GIVEN REQUEST: Search the records below for the word "text". Pull out each line that has it.

[Excerpt from a dataset]
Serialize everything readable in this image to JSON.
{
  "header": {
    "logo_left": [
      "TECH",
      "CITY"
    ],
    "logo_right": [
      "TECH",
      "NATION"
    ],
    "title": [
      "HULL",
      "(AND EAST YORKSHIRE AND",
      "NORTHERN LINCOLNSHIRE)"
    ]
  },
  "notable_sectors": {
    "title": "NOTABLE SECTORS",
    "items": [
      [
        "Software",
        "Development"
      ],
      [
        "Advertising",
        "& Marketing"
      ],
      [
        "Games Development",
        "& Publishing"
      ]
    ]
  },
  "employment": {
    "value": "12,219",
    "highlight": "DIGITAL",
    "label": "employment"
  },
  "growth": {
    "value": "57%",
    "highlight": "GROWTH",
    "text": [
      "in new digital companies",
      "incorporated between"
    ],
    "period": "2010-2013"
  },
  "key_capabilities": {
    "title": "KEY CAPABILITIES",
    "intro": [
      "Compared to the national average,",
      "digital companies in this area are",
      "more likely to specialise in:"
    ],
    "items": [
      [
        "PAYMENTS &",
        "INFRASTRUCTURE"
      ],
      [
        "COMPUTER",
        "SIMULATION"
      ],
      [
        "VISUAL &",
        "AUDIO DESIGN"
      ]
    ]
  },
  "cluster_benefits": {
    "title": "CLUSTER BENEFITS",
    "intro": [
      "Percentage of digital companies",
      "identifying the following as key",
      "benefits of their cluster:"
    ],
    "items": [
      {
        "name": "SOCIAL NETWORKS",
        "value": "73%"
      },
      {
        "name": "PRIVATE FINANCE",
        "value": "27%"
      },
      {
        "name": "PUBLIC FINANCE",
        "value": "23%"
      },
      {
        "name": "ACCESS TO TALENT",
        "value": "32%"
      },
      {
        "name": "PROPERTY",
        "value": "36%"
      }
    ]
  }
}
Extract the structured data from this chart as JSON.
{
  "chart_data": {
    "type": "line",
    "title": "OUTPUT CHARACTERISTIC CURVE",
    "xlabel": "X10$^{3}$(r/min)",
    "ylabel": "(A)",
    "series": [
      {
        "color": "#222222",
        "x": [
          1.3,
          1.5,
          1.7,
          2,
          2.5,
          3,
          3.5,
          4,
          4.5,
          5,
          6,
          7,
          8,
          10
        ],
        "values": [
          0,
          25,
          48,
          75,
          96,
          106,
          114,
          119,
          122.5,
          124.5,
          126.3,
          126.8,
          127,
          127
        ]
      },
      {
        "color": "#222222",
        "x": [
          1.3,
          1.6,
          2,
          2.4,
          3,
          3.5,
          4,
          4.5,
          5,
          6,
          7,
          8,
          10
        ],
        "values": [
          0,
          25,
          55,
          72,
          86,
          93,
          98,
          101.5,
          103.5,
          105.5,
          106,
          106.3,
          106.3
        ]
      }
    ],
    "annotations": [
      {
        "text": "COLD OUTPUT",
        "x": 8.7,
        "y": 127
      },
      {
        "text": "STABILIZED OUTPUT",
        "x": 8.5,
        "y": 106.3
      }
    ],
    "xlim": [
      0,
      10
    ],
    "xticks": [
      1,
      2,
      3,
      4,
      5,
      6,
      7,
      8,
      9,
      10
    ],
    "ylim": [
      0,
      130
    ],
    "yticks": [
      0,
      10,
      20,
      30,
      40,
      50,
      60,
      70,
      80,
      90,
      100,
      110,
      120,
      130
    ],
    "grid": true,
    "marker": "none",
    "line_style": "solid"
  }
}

CORRECT ANSWER:
    "text": [
        "text": "COLD OUTPUT",
        "text": "STABILIZED OUTPUT",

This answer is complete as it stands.